Description of the task: Reproduce the entries word for word, and omit any picture you find in them.

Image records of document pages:
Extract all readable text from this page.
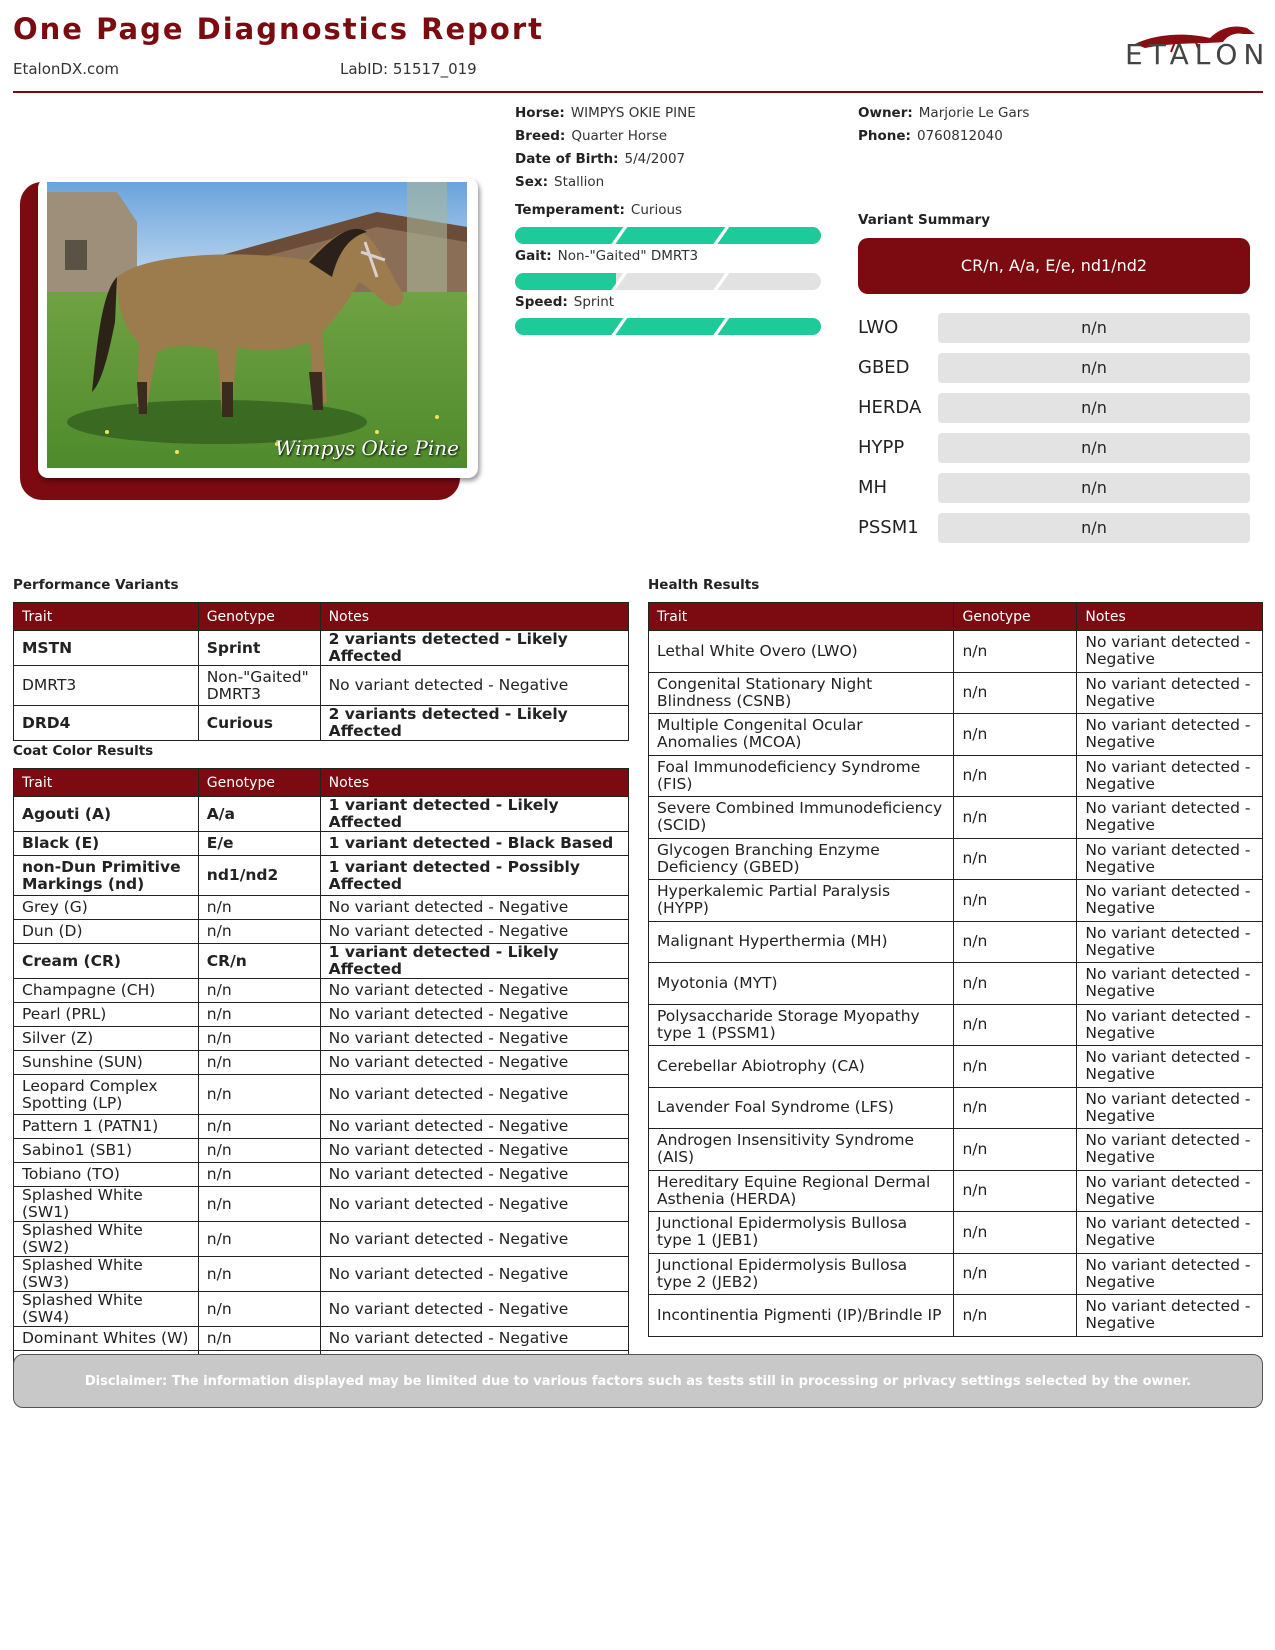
One Page Diagnostics Report
EtalonDX.com	LabID: 51517_019	ETALON
Wimpys Okie Pine
Horse: WIMPYS OKIE PINE
Breed: Quarter Horse
Date of Birth: 5/4/2007
Sex: Stallion
Temperament: Curious
Gait: Non-"Gaited" DMRT3
Speed: Sprint
Owner: Marjorie Le Gars
Phone: 0760812040
Variant Summary
CR/n, A/a, E/e, nd1/nd2
LWO	n/n
GBED	n/n
HERDA	n/n
HYPP	n/n
MH	n/n
PSSM1	n/n
Performance Variants
Trait	Genotype	Notes
MSTN	Sprint	2 variants detected - Likely Affected
DMRT3	Non-"Gaited" DMRT3	No variant detected - Negative
DRD4	Curious	2 variants detected - Likely Affected
Coat Color Results
Trait	Genotype	Notes
Agouti (A)	A/a	1 variant detected - Likely Affected
Black (E)	E/e	1 variant detected - Black Based
non-Dun Primitive Markings (nd)	nd1/nd2	1 variant detected - Possibly Affected
Grey (G)	n/n	No variant detected - Negative
Dun (D)	n/n	No variant detected - Negative
Cream (CR)	CR/n	1 variant detected - Likely Affected
Champagne (CH)	n/n	No variant detected - Negative
Pearl (PRL)	n/n	No variant detected - Negative
Silver (Z)	n/n	No variant detected - Negative
Sunshine (SUN)	n/n	No variant detected - Negative
Leopard Complex Spotting (LP)	n/n	No variant detected - Negative
Pattern 1 (PATN1)	n/n	No variant detected - Negative
Sabino1 (SB1)	n/n	No variant detected - Negative
Tobiano (TO)	n/n	No variant detected - Negative
Splashed White (SW1)	n/n	No variant detected - Negative
Splashed White (SW2)	n/n	No variant detected - Negative
Splashed White (SW3)	n/n	No variant detected - Negative
Splashed White (SW4)	n/n	No variant detected - Negative
Dominant Whites (W)	n/n	No variant detected - Negative

Health Results
Trait	Genotype	Notes
Lethal White Overo (LWO)	n/n	No variant detected - Negative
Congenital Stationary Night Blindness (CSNB)	n/n	No variant detected - Negative
Multiple Congenital Ocular Anomalies (MCOA)	n/n	No variant detected - Negative
Foal Immunodeficiency Syndrome (FIS)	n/n	No variant detected - Negative
Severe Combined Immunodeficiency (SCID)	n/n	No variant detected - Negative
Glycogen Branching Enzyme Deficiency (GBED)	n/n	No variant detected - Negative
Hyperkalemic Partial Paralysis (HYPP)	n/n	No variant detected - Negative
Malignant Hyperthermia (MH)	n/n	No variant detected - Negative
Myotonia (MYT)	n/n	No variant detected - Negative
Polysaccharide Storage Myopathy type 1 (PSSM1)	n/n	No variant detected - Negative
Cerebellar Abiotrophy (CA)	n/n	No variant detected - Negative
Lavender Foal Syndrome (LFS)	n/n	No variant detected - Negative
Androgen Insensitivity Syndrome (AIS)	n/n	No variant detected - Negative
Hereditary Equine Regional Dermal Asthenia (HERDA)	n/n	No variant detected - Negative
Junctional Epidermolysis Bullosa type 1 (JEB1)	n/n	No variant detected - Negative
Junctional Epidermolysis Bullosa type 2 (JEB2)	n/n	No variant detected - Negative
Incontinentia Pigmenti (IP)/Brindle IP	n/n	No variant detected - Negative
Disclaimer: The information displayed may be limited due to various factors such as tests still in processing or privacy settings selected by the owner.
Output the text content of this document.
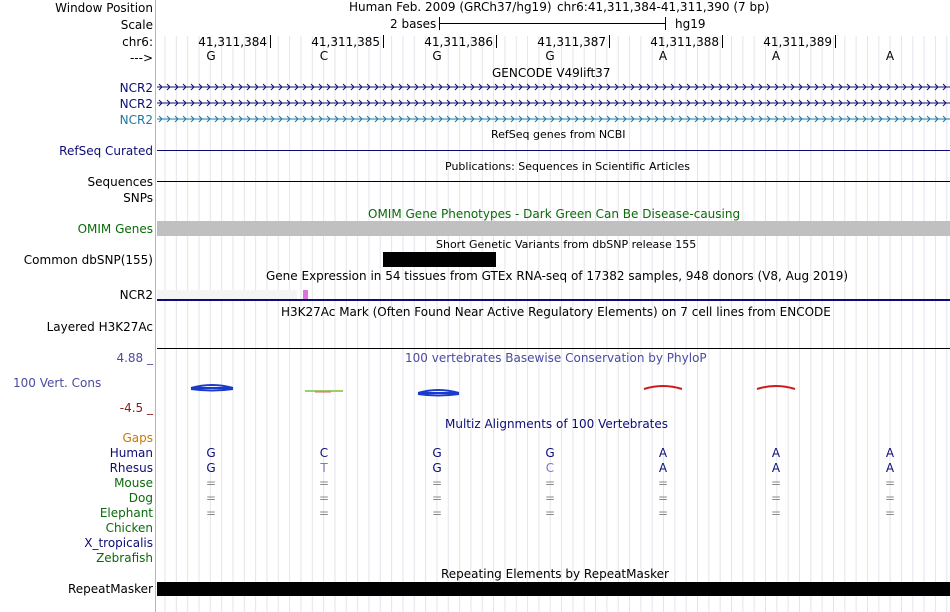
Window Position	Human Feb. 2009 (GRCh37/hg19) chr6:41,311,384-41,311,390 (7 bp)
Scale	2 bases	hg19
chr6:	41,311,384	41,311,385	41,311,386	41,311,387	41,311,388	41,311,389
--->	G	C	G	G	A	A	A
GENCODE V49lift37
NCR2
NCR2
NCR2
RefSeq genes from NCBI
RefSeq Curated
Publications: Sequences in Scientific Articles
Sequences
SNPs
OMIM Gene Phenotypes - Dark Green Can Be Disease-causing
OMIM Genes
Short Genetic Variants from dbSNP release 155
Common dbSNP(155)
Gene Expression in 54 tissues from GTEx RNA-seq of 17382 samples, 948 donors (V8, Aug 2019)
NCR2
H3K27Ac Mark (Often Found Near Active Regulatory Elements) on 7 cell lines from ENCODE
Layered H3K27Ac
100 vertebrates Basewise Conservation by PhyloP
4.88 _
100 Vert. Cons
-4.5 _
Multiz Alignments of 100 Vertebrates
Gaps
Human	G	C	G	G	A	A	A
Rhesus	G	T	G	C	A	A	A
Mouse	=	=	=	=	=	=	=
Dog	=	=	=	=	=	=	=
Elephant	=	=	=	=	=	=	=
Chicken
X_tropicalis
Zebrafish
Repeating Elements by RepeatMasker
RepeatMasker
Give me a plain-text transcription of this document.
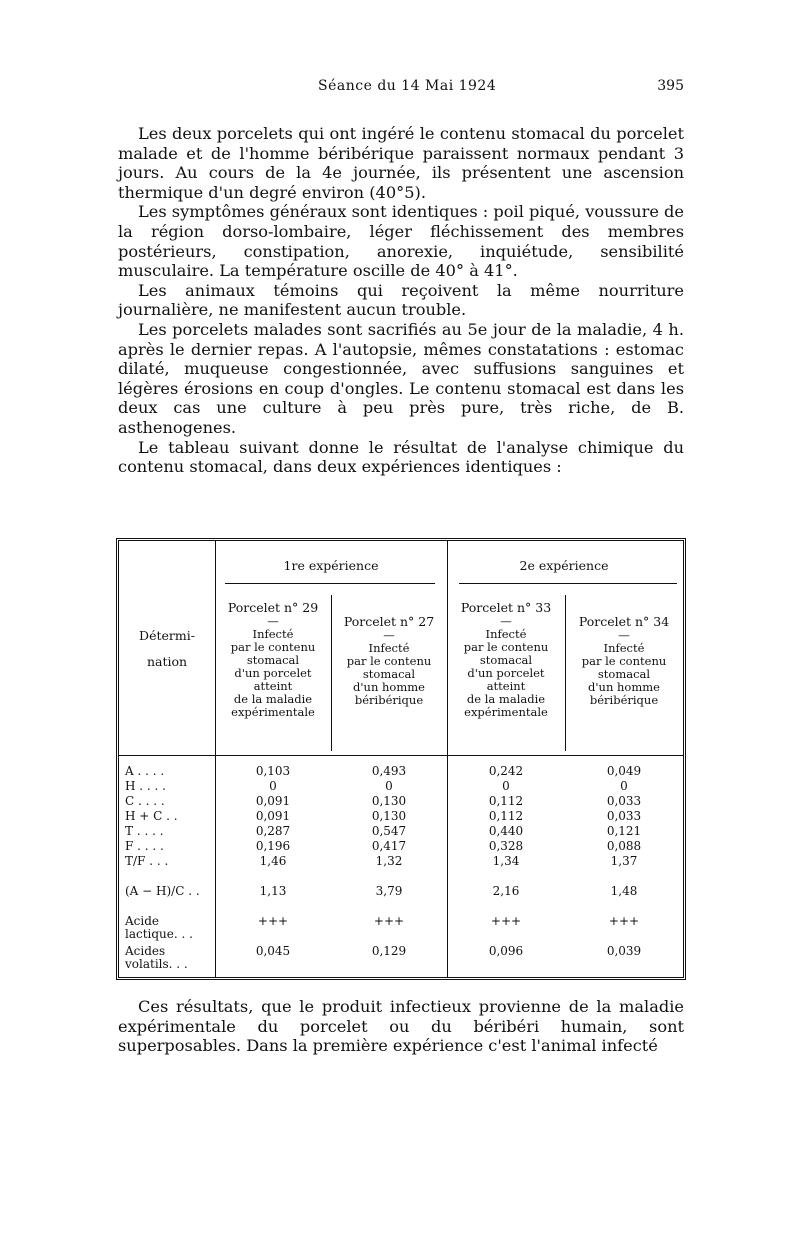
Séance du 14 Mai 1924	395

Les deux porcelets qui ont ingéré le contenu stomacal du porcelet malade et de l'homme béribérique paraissent normaux pendant 3 jours. Au cours de la 4e journée, ils présentent une ascension thermique d'un degré environ (40°5).

Les symptômes généraux sont identiques : poil piqué, voussure de la région dorso-lombaire, léger fléchissement des membres postérieurs, constipation, anorexie, inquiétude, sensibilité musculaire. La température oscille de 40° à 41°.

Les animaux témoins qui reçoivent la même nourriture journalière, ne manifestent aucun trouble.

Les porcelets malades sont sacrifiés au 5e jour de la maladie, 4 h. après le dernier repas. A l'autopsie, mêmes constatations : estomac dilaté, muqueuse congestionnée, avec suffusions sanguines et légères érosions en coup d'ongles. Le contenu stomacal est dans les deux cas une culture à peu près pure, très riche, de B. asthenogenes.

Le tableau suivant donne le résultat de l'analyse chimique du contenu stomacal, dans deux expériences identiques :

1re expérience	2e expérience
Détermi-
nation
Porcelet n° 29
—
Infecté
par le contenu
stomacal
d'un porcelet
atteint
de la maladie
expérimentale
Porcelet n° 27
—
Infecté
par le contenu
stomacal
d'un homme
béribérique
Porcelet n° 33
—
Infecté
par le contenu
stomacal
d'un porcelet
atteint
de la maladie
expérimentale
Porcelet n° 34
—
Infecté
par le contenu
stomacal
d'un homme
béribérique
A . . . .
H . . . .
C . . . .
H + C . .
T . . . .
F . . . .
T/F . . .
(A − H)/C . .
Acide lactique. . .
Acides volatils. . .
0,103
0
0,091
0,091
0,287
0,196
1,46
1,13
+++
0,045
0,493
0
0,130
0,130
0,547
0,417
1,32
3,79
+++
0,129
0,242
0
0,112
0,112
0,440
0,328
1,34
2,16
+++
0,096
0,049
0
0,033
0,033
0,121
0,088
1,37
1,48
+++
0,039

Ces résultats, que le produit infectieux provienne de la maladie expérimentale du porcelet ou du béribéri humain, sont superposables. Dans la première expérience c'est l'animal infecté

The answer:
Extract all readable text from this page.
One Page Diagnostics Report
EtalonDX.com	LabID: 51517_019	ETALON
Wimpys Okie Pine
Horse: WIMPYS OKIE PINE
Breed: Quarter Horse
Date of Birth: 5/4/2007
Sex: Stallion
Temperament: Curious
Gait: Non-"Gaited" DMRT3
Speed: Sprint
Owner: Marjorie Le Gars
Phone: 0760812040
Variant Summary
CR/n, A/a, E/e, nd1/nd2
LWO	n/n
GBED	n/n
HERDA	n/n
HYPP	n/n
MH	n/n
PSSM1	n/n
Performance Variants
Trait	Genotype	Notes
MSTN	Sprint	2 variants detected - Likely Affected
DMRT3	Non-"Gaited" DMRT3	No variant detected - Negative
DRD4	Curious	2 variants detected - Likely Affected
Coat Color Results
Trait	Genotype	Notes
Agouti (A)	A/a	1 variant detected - Likely Affected
Black (E)	E/e	1 variant detected - Black Based
non-Dun Primitive Markings (nd)	nd1/nd2	1 variant detected - Possibly Affected
Grey (G)	n/n	No variant detected - Negative
Dun (D)	n/n	No variant detected - Negative
Cream (CR)	CR/n	1 variant detected - Likely Affected
Champagne (CH)	n/n	No variant detected - Negative
Pearl (PRL)	n/n	No variant detected - Negative
Silver (Z)	n/n	No variant detected - Negative
Sunshine (SUN)	n/n	No variant detected - Negative
Leopard Complex Spotting (LP)	n/n	No variant detected - Negative
Pattern 1 (PATN1)	n/n	No variant detected - Negative
Sabino1 (SB1)	n/n	No variant detected - Negative
Tobiano (TO)	n/n	No variant detected - Negative
Splashed White (SW1)	n/n	No variant detected - Negative
Splashed White (SW2)	n/n	No variant detected - Negative
Splashed White (SW3)	n/n	No variant detected - Negative
Splashed White (SW4)	n/n	No variant detected - Negative
Dominant Whites (W)	n/n	No variant detected - Negative

Health Results
Trait	Genotype	Notes
Lethal White Overo (LWO)	n/n	No variant detected - Negative
Congenital Stationary Night Blindness (CSNB)	n/n	No variant detected - Negative
Multiple Congenital Ocular Anomalies (MCOA)	n/n	No variant detected - Negative
Foal Immunodeficiency Syndrome (FIS)	n/n	No variant detected - Negative
Severe Combined Immunodeficiency (SCID)	n/n	No variant detected - Negative
Glycogen Branching Enzyme Deficiency (GBED)	n/n	No variant detected - Negative
Hyperkalemic Partial Paralysis (HYPP)	n/n	No variant detected - Negative
Malignant Hyperthermia (MH)	n/n	No variant detected - Negative
Myotonia (MYT)	n/n	No variant detected - Negative
Polysaccharide Storage Myopathy type 1 (PSSM1)	n/n	No variant detected - Negative
Cerebellar Abiotrophy (CA)	n/n	No variant detected - Negative
Lavender Foal Syndrome (LFS)	n/n	No variant detected - Negative
Androgen Insensitivity Syndrome (AIS)	n/n	No variant detected - Negative
Hereditary Equine Regional Dermal Asthenia (HERDA)	n/n	No variant detected - Negative
Junctional Epidermolysis Bullosa type 1 (JEB1)	n/n	No variant detected - Negative
Junctional Epidermolysis Bullosa type 2 (JEB2)	n/n	No variant detected - Negative
Incontinentia Pigmenti (IP)/Brindle IP	n/n	No variant detected - Negative
Disclaimer: The information displayed may be limited due to various factors such as tests still in processing or privacy settings selected by the owner.
Output the text content of this document.
Window Position	Human Feb. 2009 (GRCh37/hg19) chr6:41,311,384-41,311,390 (7 bp)
Scale	2 bases	hg19
chr6:	41,311,384	41,311,385	41,311,386	41,311,387	41,311,388	41,311,389
--->	G	C	G	G	A	A	A
GENCODE V49lift37
NCR2
NCR2
NCR2
RefSeq genes from NCBI
RefSeq Curated
Publications: Sequences in Scientific Articles
Sequences
SNPs
OMIM Gene Phenotypes - Dark Green Can Be Disease-causing
OMIM Genes
Short Genetic Variants from dbSNP release 155
Common dbSNP(155)
Gene Expression in 54 tissues from GTEx RNA-seq of 17382 samples, 948 donors (V8, Aug 2019)
NCR2
H3K27Ac Mark (Often Found Near Active Regulatory Elements) on 7 cell lines from ENCODE
Layered H3K27Ac
100 vertebrates Basewise Conservation by PhyloP
4.88 _
100 Vert. Cons
-4.5 _
Multiz Alignments of 100 Vertebrates
Gaps
Human	G	C	G	G	A	A	A
Rhesus	G	T	G	C	A	A	A
Mouse	=	=	=	=	=	=	=
Dog	=	=	=	=	=	=	=
Elephant	=	=	=	=	=	=	=
Chicken
X_tropicalis
Zebrafish
Repeating Elements by RepeatMasker
RepeatMasker
Give me a plain-text transcription of this document.
Séance du 14 Mai 1924	395

Les deux porcelets qui ont ingéré le contenu stomacal du porcelet malade et de l'homme béribérique paraissent normaux pendant 3 jours. Au cours de la 4e journée, ils présentent une ascension thermique d'un degré environ (40°5).

Les symptômes généraux sont identiques : poil piqué, voussure de la région dorso-lombaire, léger fléchissement des membres postérieurs, constipation, anorexie, inquiétude, sensibilité musculaire. La température oscille de 40° à 41°.

Les animaux témoins qui reçoivent la même nourriture journalière, ne manifestent aucun trouble.

Les porcelets malades sont sacrifiés au 5e jour de la maladie, 4 h. après le dernier repas. A l'autopsie, mêmes constatations : estomac dilaté, muqueuse congestionnée, avec suffusions sanguines et légères érosions en coup d'ongles. Le contenu stomacal est dans les deux cas une culture à peu près pure, très riche, de B. asthenogenes.

Le tableau suivant donne le résultat de l'analyse chimique du contenu stomacal, dans deux expériences identiques :

1re expérience	2e expérience
Détermi-
nation
Porcelet n° 29
—
Infecté
par le contenu
stomacal
d'un porcelet
atteint
de la maladie
expérimentale
Porcelet n° 27
—
Infecté
par le contenu
stomacal
d'un homme
béribérique
Porcelet n° 33
—
Infecté
par le contenu
stomacal
d'un porcelet
atteint
de la maladie
expérimentale
Porcelet n° 34
—
Infecté
par le contenu
stomacal
d'un homme
béribérique
A . . . .
H . . . .
C . . . .
H + C . .
T . . . .
F . . . .
T/F . . .
(A − H)/C . .
Acide lactique. . .
Acides volatils. . .
0,103
0
0,091
0,091
0,287
0,196
1,46
1,13
+++
0,045
0,493
0
0,130
0,130
0,547
0,417
1,32
3,79
+++
0,129
0,242
0
0,112
0,112
0,440
0,328
1,34
2,16
+++
0,096
0,049
0
0,033
0,033
0,121
0,088
1,37
1,48
+++
0,039

Ces résultats, que le produit infectieux provienne de la maladie expérimentale du porcelet ou du béribéri humain, sont superposables. Dans la première expérience c'est l'animal infecté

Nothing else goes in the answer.